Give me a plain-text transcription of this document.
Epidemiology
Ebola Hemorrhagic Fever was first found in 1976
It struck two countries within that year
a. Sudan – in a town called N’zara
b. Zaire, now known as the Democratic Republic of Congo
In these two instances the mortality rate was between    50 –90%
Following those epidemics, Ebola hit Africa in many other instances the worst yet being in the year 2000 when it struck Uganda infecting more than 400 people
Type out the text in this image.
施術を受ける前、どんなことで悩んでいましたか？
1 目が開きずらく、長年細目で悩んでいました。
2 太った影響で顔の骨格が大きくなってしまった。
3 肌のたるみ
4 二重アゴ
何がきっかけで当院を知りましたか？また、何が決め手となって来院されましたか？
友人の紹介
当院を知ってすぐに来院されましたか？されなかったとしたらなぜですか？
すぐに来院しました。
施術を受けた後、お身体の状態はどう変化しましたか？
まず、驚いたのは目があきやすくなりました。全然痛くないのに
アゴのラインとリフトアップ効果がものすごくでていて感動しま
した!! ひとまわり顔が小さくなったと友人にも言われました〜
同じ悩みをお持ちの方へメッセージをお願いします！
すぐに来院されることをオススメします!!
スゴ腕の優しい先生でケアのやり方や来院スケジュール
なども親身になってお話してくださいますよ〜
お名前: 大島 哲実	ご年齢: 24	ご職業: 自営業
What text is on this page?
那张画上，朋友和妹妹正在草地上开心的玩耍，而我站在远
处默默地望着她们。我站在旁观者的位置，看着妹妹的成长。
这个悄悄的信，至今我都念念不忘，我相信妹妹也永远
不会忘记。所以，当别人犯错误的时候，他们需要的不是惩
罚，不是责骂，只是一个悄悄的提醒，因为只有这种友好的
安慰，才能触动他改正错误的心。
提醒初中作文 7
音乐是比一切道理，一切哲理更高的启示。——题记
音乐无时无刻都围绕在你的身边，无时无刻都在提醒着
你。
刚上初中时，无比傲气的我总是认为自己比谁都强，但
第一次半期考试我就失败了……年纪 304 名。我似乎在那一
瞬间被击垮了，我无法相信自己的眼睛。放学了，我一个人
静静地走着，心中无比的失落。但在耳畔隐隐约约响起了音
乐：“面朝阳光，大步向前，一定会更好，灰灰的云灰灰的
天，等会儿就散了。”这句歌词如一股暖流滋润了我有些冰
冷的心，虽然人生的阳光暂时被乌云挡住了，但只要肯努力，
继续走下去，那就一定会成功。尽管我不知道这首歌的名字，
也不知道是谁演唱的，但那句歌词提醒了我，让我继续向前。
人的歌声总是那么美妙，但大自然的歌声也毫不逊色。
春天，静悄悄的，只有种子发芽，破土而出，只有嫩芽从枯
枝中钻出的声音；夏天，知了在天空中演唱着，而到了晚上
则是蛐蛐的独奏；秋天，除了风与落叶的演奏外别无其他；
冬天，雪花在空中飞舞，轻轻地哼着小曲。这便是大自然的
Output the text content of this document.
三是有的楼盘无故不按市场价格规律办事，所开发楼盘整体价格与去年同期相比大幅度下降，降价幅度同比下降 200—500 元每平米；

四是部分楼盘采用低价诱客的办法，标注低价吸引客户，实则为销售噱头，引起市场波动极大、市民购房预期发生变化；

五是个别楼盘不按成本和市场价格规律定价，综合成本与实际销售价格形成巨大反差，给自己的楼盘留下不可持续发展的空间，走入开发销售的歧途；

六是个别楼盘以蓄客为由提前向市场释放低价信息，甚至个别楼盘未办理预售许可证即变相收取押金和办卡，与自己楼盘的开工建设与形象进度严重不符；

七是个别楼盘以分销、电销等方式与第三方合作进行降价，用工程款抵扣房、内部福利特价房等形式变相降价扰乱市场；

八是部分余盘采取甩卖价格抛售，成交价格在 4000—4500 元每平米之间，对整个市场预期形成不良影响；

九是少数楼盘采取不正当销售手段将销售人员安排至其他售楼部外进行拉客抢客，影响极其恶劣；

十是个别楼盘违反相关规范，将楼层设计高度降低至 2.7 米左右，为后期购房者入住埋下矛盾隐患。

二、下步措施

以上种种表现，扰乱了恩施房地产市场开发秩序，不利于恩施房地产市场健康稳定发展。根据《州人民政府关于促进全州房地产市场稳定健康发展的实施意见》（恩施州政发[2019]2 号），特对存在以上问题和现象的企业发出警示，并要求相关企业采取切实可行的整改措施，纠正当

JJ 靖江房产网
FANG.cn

● ● ● ●

Word for word, restate all of the data shown above.

→ **Worked answer**:
Give me a plain-text transcription of this document.
Epidemiology
Ebola Hemorrhagic Fever was first found in 1976
It struck two countries within that year
a. Sudan – in a town called N’zara
b. Zaire, now known as the Democratic Republic of Congo
In these two instances the mortality rate was between    50 –90%
Following those epidemics, Ebola hit Africa in many other instances the worst yet being in the year 2000 when it struck Uganda infecting more than 400 people
Type out the text in this image.
施術を受ける前、どんなことで悩んでいましたか？
1 目が開きずらく、長年細目で悩んでいました。
2 太った影響で顔の骨格が大きくなってしまった。
3 肌のたるみ
4 二重アゴ
何がきっかけで当院を知りましたか？また、何が決め手となって来院されましたか？
友人の紹介
当院を知ってすぐに来院されましたか？されなかったとしたらなぜですか？
すぐに来院しました。
施術を受けた後、お身体の状態はどう変化しましたか？
まず、驚いたのは目があきやすくなりました。全然痛くないのに
アゴのラインとリフトアップ効果がものすごくでていて感動しま
した!! ひとまわり顔が小さくなったと友人にも言われました〜
同じ悩みをお持ちの方へメッセージをお願いします！
すぐに来院されることをオススメします!!
スゴ腕の優しい先生でケアのやり方や来院スケジュール
なども親身になってお話してくださいますよ〜
お名前: 大島 哲実	ご年齢: 24	ご職業: 自営業
What text is on this page?
那张画上，朋友和妹妹正在草地上开心的玩耍，而我站在远
处默默地望着她们。我站在旁观者的位置，看着妹妹的成长。
这个悄悄的信，至今我都念念不忘，我相信妹妹也永远
不会忘记。所以，当别人犯错误的时候，他们需要的不是惩
罚，不是责骂，只是一个悄悄的提醒，因为只有这种友好的
安慰，才能触动他改正错误的心。
提醒初中作文 7
音乐是比一切道理，一切哲理更高的启示。——题记
音乐无时无刻都围绕在你的身边，无时无刻都在提醒着
你。
刚上初中时，无比傲气的我总是认为自己比谁都强，但
第一次半期考试我就失败了……年纪 304 名。我似乎在那一
瞬间被击垮了，我无法相信自己的眼睛。放学了，我一个人
静静地走着，心中无比的失落。但在耳畔隐隐约约响起了音
乐：“面朝阳光，大步向前，一定会更好，灰灰的云灰灰的
天，等会儿就散了。”这句歌词如一股暖流滋润了我有些冰
冷的心，虽然人生的阳光暂时被乌云挡住了，但只要肯努力，
继续走下去，那就一定会成功。尽管我不知道这首歌的名字，
也不知道是谁演唱的，但那句歌词提醒了我，让我继续向前。
人的歌声总是那么美妙，但大自然的歌声也毫不逊色。
春天，静悄悄的，只有种子发芽，破土而出，只有嫩芽从枯
枝中钻出的声音；夏天，知了在天空中演唱着，而到了晚上
则是蛐蛐的独奏；秋天，除了风与落叶的演奏外别无其他；
冬天，雪花在空中飞舞，轻轻地哼着小曲。这便是大自然的
Output the text content of this document.
三是有的楼盘无故不按市场价格规律办事，所开发楼盘整体价格与去年同期相比大幅度下降，降价幅度同比下降 200—500 元每平米；

四是部分楼盘采用低价诱客的办法，标注低价吸引客户，实则为销售噱头，引起市场波动极大、市民购房预期发生变化；

五是个别楼盘不按成本和市场价格规律定价，综合成本与实际销售价格形成巨大反差，给自己的楼盘留下不可持续发展的空间，走入开发销售的歧途；

六是个别楼盘以蓄客为由提前向市场释放低价信息，甚至个别楼盘未办理预售许可证即变相收取押金和办卡，与自己楼盘的开工建设与形象进度严重不符；

七是个别楼盘以分销、电销等方式与第三方合作进行降价，用工程款抵扣房、内部福利特价房等形式变相降价扰乱市场；

八是部分余盘采取甩卖价格抛售，成交价格在 4000—4500 元每平米之间，对整个市场预期形成不良影响；

九是少数楼盘采取不正当销售手段将销售人员安排至其他售楼部外进行拉客抢客，影响极其恶劣；

十是个别楼盘违反相关规范，将楼层设计高度降低至 2.7 米左右，为后期购房者入住埋下矛盾隐患。

二、下步措施

以上种种表现，扰乱了恩施房地产市场开发秩序，不利于恩施房地产市场健康稳定发展。根据《州人民政府关于促进全州房地产市场稳定健康发展的实施意见》（恩施州政发[2019]2 号），特对存在以上问题和现象的企业发出警示，并要求相关企业采取切实可行的整改措施，纠正当

JJ 靖江房产网
FANG.cn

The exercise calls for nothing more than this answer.